*Instruction:* Quote every line of the data below as it stands, omitting pictures.

---- Input material

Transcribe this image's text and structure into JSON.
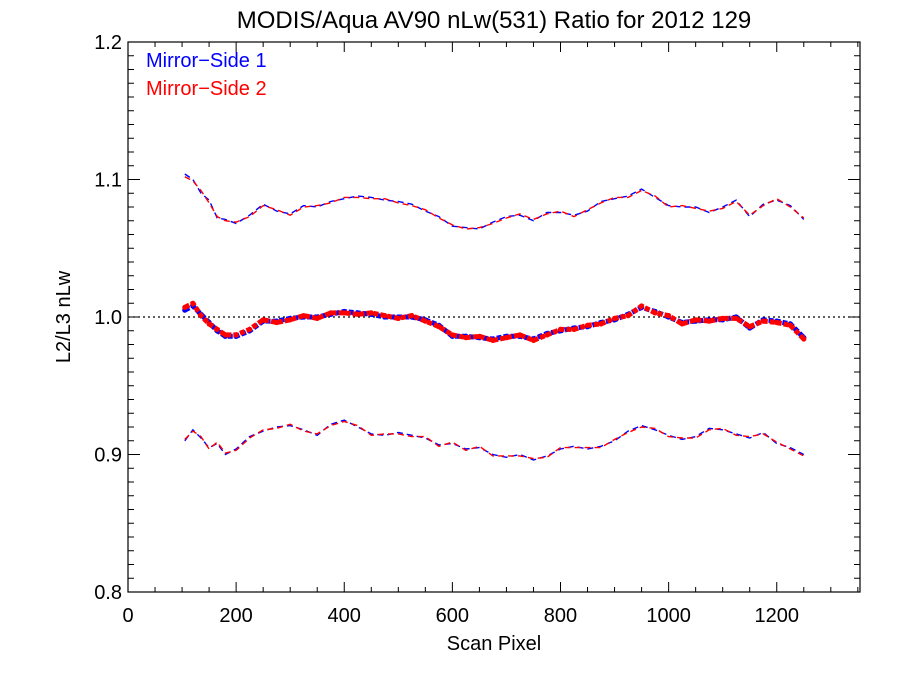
{
  "chart_data": {
    "type": "line",
    "title": "MODIS/Aqua AV90 nLw(531) Ratio for 2012 129",
    "xlabel": "Scan Pixel",
    "ylabel": "L2/L3 nLw",
    "xlim": [
      0,
      1354
    ],
    "ylim": [
      0.8,
      1.2
    ],
    "xticks": [
      0,
      200,
      400,
      600,
      800,
      1000,
      1200
    ],
    "xtick_labels": [
      "0",
      "200",
      "400",
      "600",
      "800",
      "1000",
      "1200"
    ],
    "yticks": [
      0.8,
      0.9,
      1.0,
      1.1,
      1.2
    ],
    "ytick_labels": [
      "0.8",
      "0.9",
      "1.0",
      "1.1",
      "1.2"
    ],
    "grid": false,
    "reference_line": 1.0,
    "legend": {
      "placement": "top-left",
      "entries": [
        {
          "label": "Mirror−Side 1",
          "color": "#0000ff"
        },
        {
          "label": "Mirror−Side 2",
          "color": "#ff0000"
        }
      ]
    },
    "x": [
      105,
      120,
      135,
      150,
      165,
      180,
      200,
      225,
      250,
      275,
      300,
      325,
      350,
      375,
      400,
      425,
      450,
      475,
      500,
      525,
      550,
      575,
      600,
      625,
      650,
      675,
      700,
      725,
      750,
      775,
      800,
      825,
      850,
      875,
      900,
      925,
      950,
      975,
      1000,
      1025,
      1050,
      1075,
      1100,
      1125,
      1150,
      1175,
      1200,
      1225,
      1250
    ],
    "series": [
      {
        "name": "Mirror−Side 1",
        "color": "#0000ff",
        "mean": [
          1.005,
          1.008,
          1.002,
          0.996,
          0.99,
          0.986,
          0.986,
          0.99,
          0.997,
          0.997,
          0.999,
          1.0,
          1.0,
          1.002,
          1.004,
          1.003,
          1.002,
          1.0,
          1.0,
          1.0,
          0.998,
          0.994,
          0.986,
          0.986,
          0.985,
          0.984,
          0.986,
          0.986,
          0.984,
          0.988,
          0.99,
          0.992,
          0.993,
          0.996,
          0.998,
          1.002,
          1.007,
          1.004,
          1.0,
          0.996,
          0.997,
          0.998,
          0.998,
          1.0,
          0.992,
          0.998,
          0.997,
          0.995,
          0.985
        ],
        "upper": [
          1.104,
          1.1,
          1.09,
          1.085,
          1.072,
          1.071,
          1.068,
          1.074,
          1.082,
          1.077,
          1.075,
          1.081,
          1.08,
          1.084,
          1.086,
          1.088,
          1.087,
          1.085,
          1.084,
          1.082,
          1.077,
          1.073,
          1.066,
          1.065,
          1.064,
          1.069,
          1.073,
          1.074,
          1.07,
          1.076,
          1.076,
          1.074,
          1.077,
          1.084,
          1.086,
          1.088,
          1.093,
          1.087,
          1.081,
          1.08,
          1.08,
          1.076,
          1.08,
          1.085,
          1.073,
          1.082,
          1.085,
          1.081,
          1.071
        ],
        "lower": [
          0.91,
          0.918,
          0.912,
          0.905,
          0.908,
          0.9,
          0.904,
          0.913,
          0.917,
          0.92,
          0.921,
          0.918,
          0.914,
          0.922,
          0.925,
          0.92,
          0.915,
          0.914,
          0.916,
          0.914,
          0.912,
          0.907,
          0.908,
          0.904,
          0.905,
          0.9,
          0.898,
          0.9,
          0.896,
          0.899,
          0.904,
          0.906,
          0.904,
          0.906,
          0.91,
          0.917,
          0.921,
          0.918,
          0.914,
          0.911,
          0.913,
          0.919,
          0.918,
          0.915,
          0.912,
          0.916,
          0.908,
          0.905,
          0.9
        ]
      },
      {
        "name": "Mirror−Side 2",
        "color": "#ff0000",
        "mean": [
          1.007,
          1.01,
          1.001,
          0.995,
          0.991,
          0.987,
          0.987,
          0.991,
          0.998,
          0.996,
          0.998,
          1.001,
          0.999,
          1.003,
          1.003,
          1.002,
          1.003,
          1.001,
          0.999,
          1.001,
          0.997,
          0.993,
          0.987,
          0.985,
          0.986,
          0.983,
          0.985,
          0.987,
          0.983,
          0.987,
          0.991,
          0.991,
          0.994,
          0.995,
          0.999,
          1.001,
          1.008,
          1.003,
          1.001,
          0.995,
          0.998,
          0.997,
          0.999,
          0.999,
          0.993,
          0.997,
          0.996,
          0.994,
          0.984
        ],
        "upper": [
          1.102,
          1.099,
          1.092,
          1.083,
          1.073,
          1.07,
          1.069,
          1.073,
          1.081,
          1.078,
          1.074,
          1.08,
          1.081,
          1.083,
          1.087,
          1.087,
          1.086,
          1.086,
          1.083,
          1.081,
          1.078,
          1.072,
          1.067,
          1.064,
          1.065,
          1.068,
          1.072,
          1.075,
          1.071,
          1.075,
          1.077,
          1.073,
          1.078,
          1.083,
          1.087,
          1.087,
          1.092,
          1.088,
          1.08,
          1.081,
          1.079,
          1.077,
          1.079,
          1.084,
          1.074,
          1.081,
          1.086,
          1.08,
          1.072
        ],
        "lower": [
          0.911,
          0.917,
          0.913,
          0.904,
          0.909,
          0.901,
          0.903,
          0.912,
          0.918,
          0.919,
          0.922,
          0.917,
          0.915,
          0.921,
          0.924,
          0.921,
          0.914,
          0.915,
          0.915,
          0.913,
          0.913,
          0.906,
          0.909,
          0.903,
          0.906,
          0.899,
          0.899,
          0.899,
          0.897,
          0.898,
          0.905,
          0.905,
          0.905,
          0.905,
          0.911,
          0.916,
          0.92,
          0.919,
          0.913,
          0.912,
          0.912,
          0.918,
          0.919,
          0.914,
          0.913,
          0.915,
          0.909,
          0.904,
          0.899
        ]
      }
    ]
  }
}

--------

*Correct answer:*
Transcribe this image's text and structure into JSON.
{
  "chart_data": {
    "type": "line",
    "title": "MODIS/Aqua AV90 nLw(531) Ratio for 2012 129",
    "xlabel": "Scan Pixel",
    "ylabel": "L2/L3 nLw",
    "xlim": [
      0,
      1354
    ],
    "ylim": [
      0.8,
      1.2
    ],
    "xticks": [
      0,
      200,
      400,
      600,
      800,
      1000,
      1200
    ],
    "xtick_labels": [
      "0",
      "200",
      "400",
      "600",
      "800",
      "1000",
      "1200"
    ],
    "yticks": [
      0.8,
      0.9,
      1.0,
      1.1,
      1.2
    ],
    "ytick_labels": [
      "0.8",
      "0.9",
      "1.0",
      "1.1",
      "1.2"
    ],
    "grid": false,
    "reference_line": 1.0,
    "legend": {
      "placement": "top-left",
      "entries": [
        {
          "label": "Mirror−Side 1",
          "color": "#0000ff"
        },
        {
          "label": "Mirror−Side 2",
          "color": "#ff0000"
        }
      ]
    },
    "x": [
      105,
      120,
      135,
      150,
      165,
      180,
      200,
      225,
      250,
      275,
      300,
      325,
      350,
      375,
      400,
      425,
      450,
      475,
      500,
      525,
      550,
      575,
      600,
      625,
      650,
      675,
      700,
      725,
      750,
      775,
      800,
      825,
      850,
      875,
      900,
      925,
      950,
      975,
      1000,
      1025,
      1050,
      1075,
      1100,
      1125,
      1150,
      1175,
      1200,
      1225,
      1250
    ],
    "series": [
      {
        "name": "Mirror−Side 1",
        "color": "#0000ff",
        "mean": [
          1.005,
          1.008,
          1.002,
          0.996,
          0.99,
          0.986,
          0.986,
          0.99,
          0.997,
          0.997,
          0.999,
          1.0,
          1.0,
          1.002,
          1.004,
          1.003,
          1.002,
          1.0,
          1.0,
          1.0,
          0.998,
          0.994,
          0.986,
          0.986,
          0.985,
          0.984,
          0.986,
          0.986,
          0.984,
          0.988,
          0.99,
          0.992,
          0.993,
          0.996,
          0.998,
          1.002,
          1.007,
          1.004,
          1.0,
          0.996,
          0.997,
          0.998,
          0.998,
          1.0,
          0.992,
          0.998,
          0.997,
          0.995,
          0.985
        ],
        "upper": [
          1.104,
          1.1,
          1.09,
          1.085,
          1.072,
          1.071,
          1.068,
          1.074,
          1.082,
          1.077,
          1.075,
          1.081,
          1.08,
          1.084,
          1.086,
          1.088,
          1.087,
          1.085,
          1.084,
          1.082,
          1.077,
          1.073,
          1.066,
          1.065,
          1.064,
          1.069,
          1.073,
          1.074,
          1.07,
          1.076,
          1.076,
          1.074,
          1.077,
          1.084,
          1.086,
          1.088,
          1.093,
          1.087,
          1.081,
          1.08,
          1.08,
          1.076,
          1.08,
          1.085,
          1.073,
          1.082,
          1.085,
          1.081,
          1.071
        ],
        "lower": [
          0.91,
          0.918,
          0.912,
          0.905,
          0.908,
          0.9,
          0.904,
          0.913,
          0.917,
          0.92,
          0.921,
          0.918,
          0.914,
          0.922,
          0.925,
          0.92,
          0.915,
          0.914,
          0.916,
          0.914,
          0.912,
          0.907,
          0.908,
          0.904,
          0.905,
          0.9,
          0.898,
          0.9,
          0.896,
          0.899,
          0.904,
          0.906,
          0.904,
          0.906,
          0.91,
          0.917,
          0.921,
          0.918,
          0.914,
          0.911,
          0.913,
          0.919,
          0.918,
          0.915,
          0.912,
          0.916,
          0.908,
          0.905,
          0.9
        ]
      },
      {
        "name": "Mirror−Side 2",
        "color": "#ff0000",
        "mean": [
          1.007,
          1.01,
          1.001,
          0.995,
          0.991,
          0.987,
          0.987,
          0.991,
          0.998,
          0.996,
          0.998,
          1.001,
          0.999,
          1.003,
          1.003,
          1.002,
          1.003,
          1.001,
          0.999,
          1.001,
          0.997,
          0.993,
          0.987,
          0.985,
          0.986,
          0.983,
          0.985,
          0.987,
          0.983,
          0.987,
          0.991,
          0.991,
          0.994,
          0.995,
          0.999,
          1.001,
          1.008,
          1.003,
          1.001,
          0.995,
          0.998,
          0.997,
          0.999,
          0.999,
          0.993,
          0.997,
          0.996,
          0.994,
          0.984
        ],
        "upper": [
          1.102,
          1.099,
          1.092,
          1.083,
          1.073,
          1.07,
          1.069,
          1.073,
          1.081,
          1.078,
          1.074,
          1.08,
          1.081,
          1.083,
          1.087,
          1.087,
          1.086,
          1.086,
          1.083,
          1.081,
          1.078,
          1.072,
          1.067,
          1.064,
          1.065,
          1.068,
          1.072,
          1.075,
          1.071,
          1.075,
          1.077,
          1.073,
          1.078,
          1.083,
          1.087,
          1.087,
          1.092,
          1.088,
          1.08,
          1.081,
          1.079,
          1.077,
          1.079,
          1.084,
          1.074,
          1.081,
          1.086,
          1.08,
          1.072
        ],
        "lower": [
          0.911,
          0.917,
          0.913,
          0.904,
          0.909,
          0.901,
          0.903,
          0.912,
          0.918,
          0.919,
          0.922,
          0.917,
          0.915,
          0.921,
          0.924,
          0.921,
          0.914,
          0.915,
          0.915,
          0.913,
          0.913,
          0.906,
          0.909,
          0.903,
          0.906,
          0.899,
          0.899,
          0.899,
          0.897,
          0.898,
          0.905,
          0.905,
          0.905,
          0.905,
          0.911,
          0.916,
          0.92,
          0.919,
          0.913,
          0.912,
          0.912,
          0.918,
          0.919,
          0.914,
          0.913,
          0.915,
          0.909,
          0.904,
          0.899
        ]
      }
    ]
  }
}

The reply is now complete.